Source records >>
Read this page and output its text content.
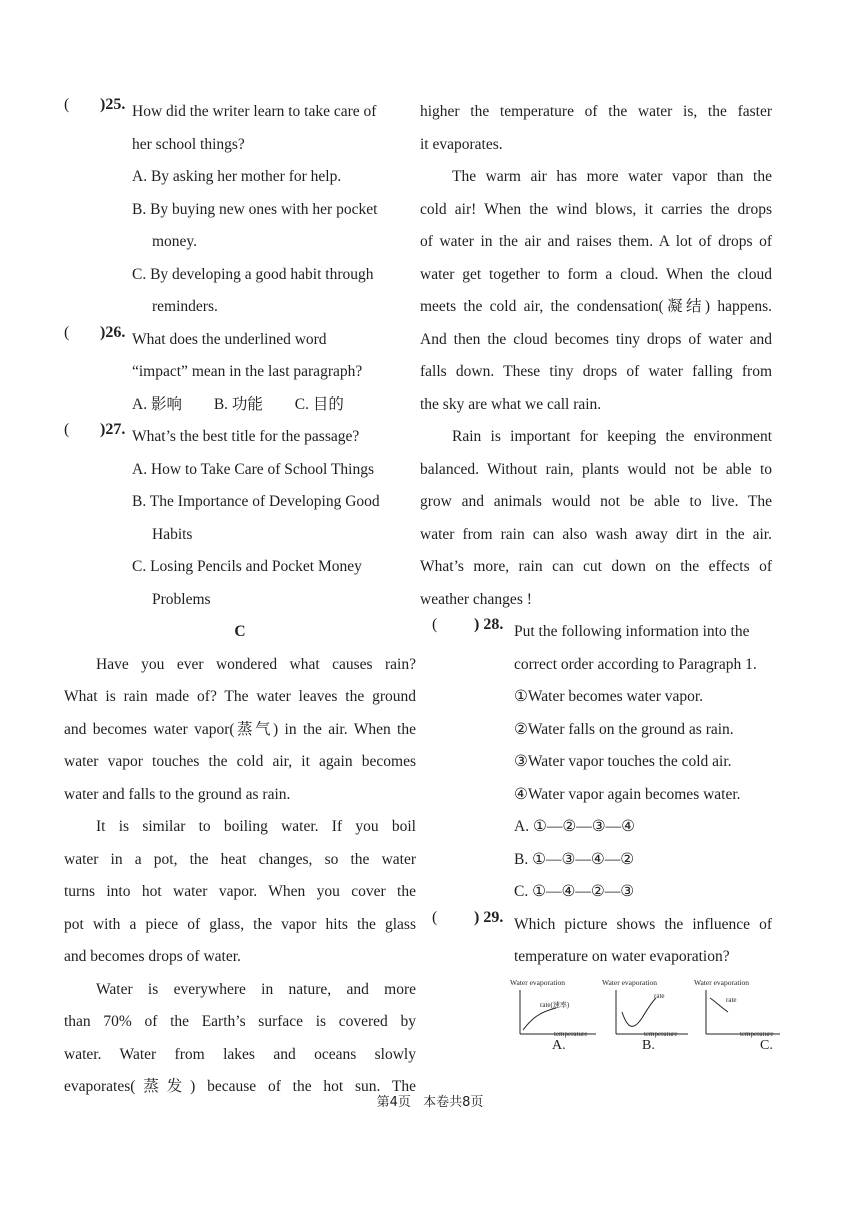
( )25. How did the writer learn to take care of
her school things?
A. By asking her mother for help.
B. By buying new ones with her pocket
money.
C. By developing a good habit through
reminders.
( )26. What does the underlined word
“impact” mean in the last paragraph?
A. 影响 B. 功能 C. 目的
( )27. What’s the best title for the passage?
A. How to Take Care of School Things
B. The Importance of Developing Good
Habits
C. Losing Pencils and Pocket Money
Problems
C
Have you ever wondered what causes rain?
What is rain made of? The water leaves the ground
and becomes water vapor(蒸气) in the air. When the
water vapor touches the cold air, it again becomes
water and falls to the ground as rain.
It is similar to boiling water. If you boil
water in a pot, the heat changes, so the water
turns into hot water vapor. When you cover the
pot with a piece of glass, the vapor hits the glass
and becomes drops of water.
Water is everywhere in nature, and more
than 70% of the Earth’s surface is covered by
water. Water from lakes and oceans slowly
evaporates(蒸发) because of the hot sun. The
higher the temperature of the water is, the faster
it evaporates.
The warm air has more water vapor than the
cold air! When the wind blows, it carries the drops
of water in the air and raises them. A lot of drops of
water get together to form a cloud. When the cloud
meets the cold air, the condensation(凝结) happens.
And then the cloud becomes tiny drops of water and
falls down. These tiny drops of water falling from
the sky are what we call rain.
Rain is important for keeping the environment
balanced. Without rain, plants would not be able to
grow and animals would not be able to live. The
water from rain can also wash away dirt in the air.
What’s more, rain can cut down on the effects of
weather changes !
( ) 28. Put the following information into the
correct order according to Paragraph 1.
①Water becomes water vapor.
②Water falls on the ground as rain.
③Water vapor touches the cold air.
④Water vapor again becomes water.
A. ①—②—③—④
B. ①—③—④—②
C. ①—④—②—③
( ) 29. Which picture shows the influence of
temperature on water evaporation?
Water evaporation
rate(速率)
temperature
A.
Water evaporation
rate
temperature
B.
Water evaporation
rate
temperature
C.
第4页 本卷共8页
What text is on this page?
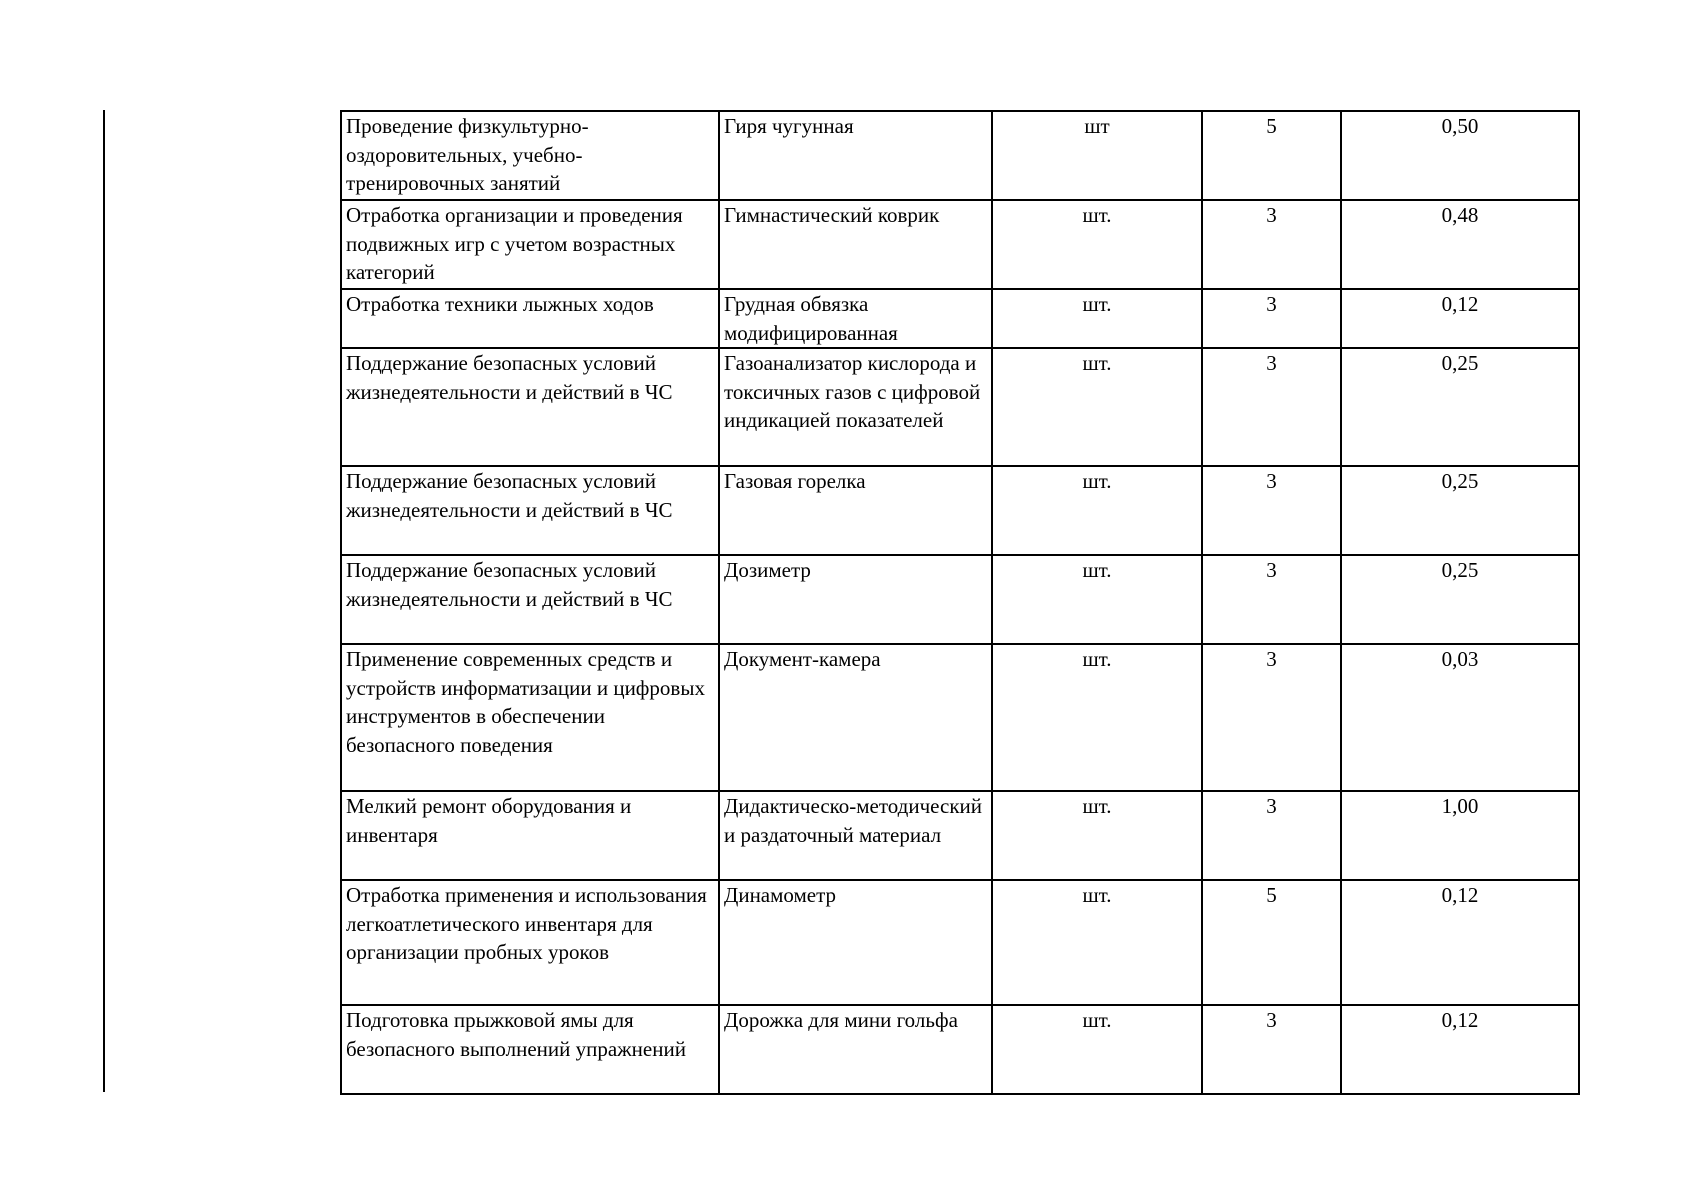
Проведение физкультурно-оздоровительных, учебно-тренировочных занятий	Гиря чугунная	шт	5	0,50
Отработка организации и проведения подвижных игр с учетом возрастных категорий	Гимнастический коврик	шт.	3	0,48
Отработка техники лыжных ходов	Грудная обвязка модифицированная	шт.	3	0,12
Поддержание безопасных условий жизнедеятельности и действий в ЧС	Газоанализатор кислорода и токсичных газов с цифровой индикацией показателей	шт.	3	0,25
Поддержание безопасных условий жизнедеятельности и действий в ЧС	Газовая горелка	шт.	3	0,25
Поддержание безопасных условий жизнедеятельности и действий в ЧС	Дозиметр	шт.	3	0,25
Применение современных средств и устройств информатизации и цифровых инструментов в обеспечении безопасного поведения	Документ-камера	шт.	3	0,03
Мелкий ремонт оборудования и инвентаря	Дидактическо-методический и раздаточный материал	шт.	3	1,00
Отработка применения и использования легкоатлетического инвентаря для организации пробных уроков	Динамометр	шт.	5	0,12
Подготовка прыжковой ямы для безопасного выполнений упражнений	Дорожка для мини гольфа	шт.	3	0,12
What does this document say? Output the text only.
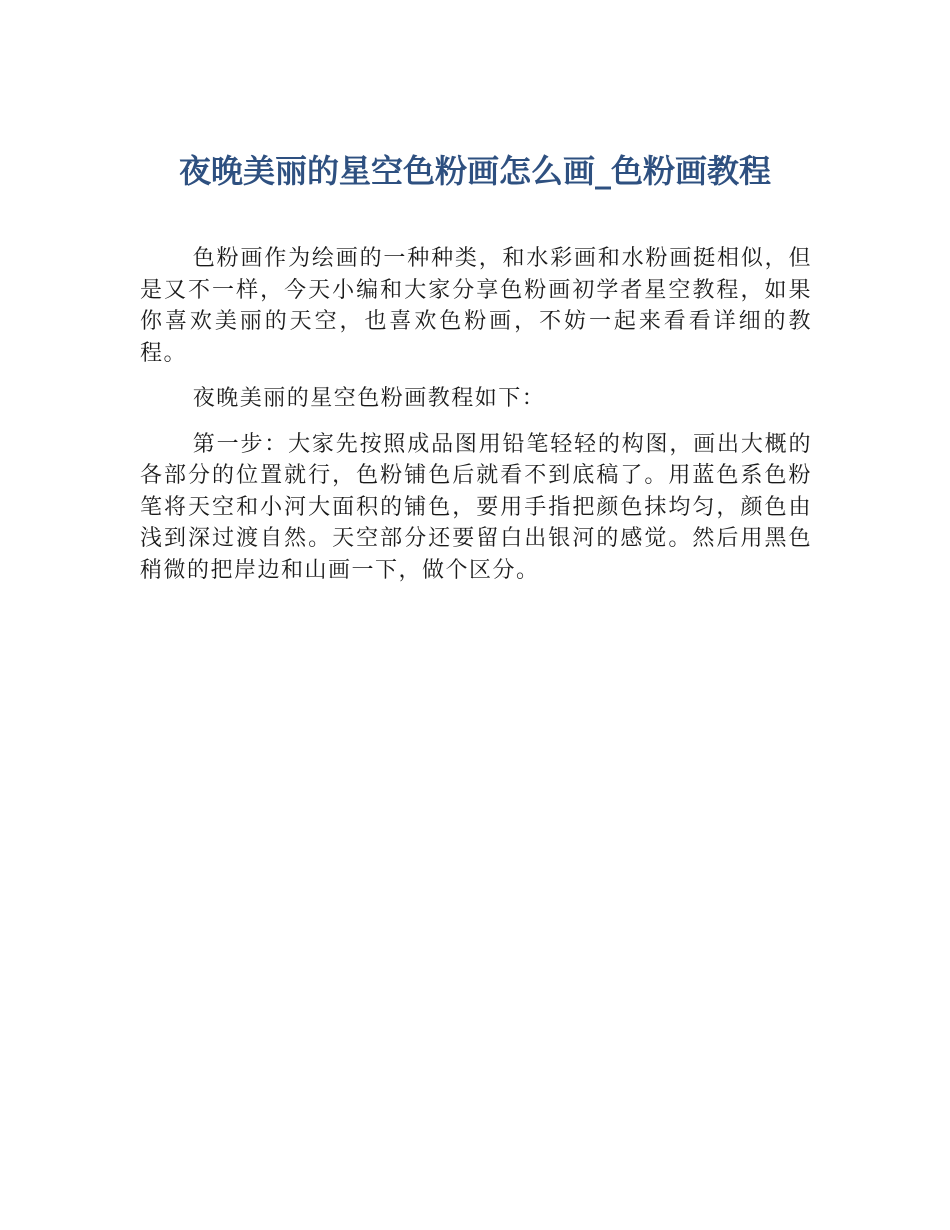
夜晚美丽的星空色粉画怎么画_色粉画教程

色粉画作为绘画的一种种类，和水彩画和水粉画挺相似，但是又不一样，今天小编和大家分享色粉画初学者星空教程，如果你喜欢美丽的天空，也喜欢色粉画，不妨一起来看看详细的教程。

夜晚美丽的星空色粉画教程如下：

第一步：大家先按照成品图用铅笔轻轻的构图，画出大概的各部分的位置就行，色粉铺色后就看不到底稿了。用蓝色系色粉笔将天空和小河大面积的铺色，要用手指把颜色抹均匀，颜色由浅到深过渡自然。天空部分还要留白出银河的感觉。然后用黑色稍微的把岸边和山画一下，做个区分。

Exercise requirements >>
Retype verbatim only the lines beginning with the line that contains "What does this" and ending with the last line of the listing above; pictures are to be excluded.

Output for this task >>
What does this document say? Output the text only.
夜晚美丽的星空色粉画怎么画_色粉画教程

色粉画作为绘画的一种种类，和水彩画和水粉画挺相似，但是又不一样，今天小编和大家分享色粉画初学者星空教程，如果你喜欢美丽的天空，也喜欢色粉画，不妨一起来看看详细的教程。

夜晚美丽的星空色粉画教程如下：

第一步：大家先按照成品图用铅笔轻轻的构图，画出大概的各部分的位置就行，色粉铺色后就看不到底稿了。用蓝色系色粉笔将天空和小河大面积的铺色，要用手指把颜色抹均匀，颜色由浅到深过渡自然。天空部分还要留白出银河的感觉。然后用黑色稍微的把岸边和山画一下，做个区分。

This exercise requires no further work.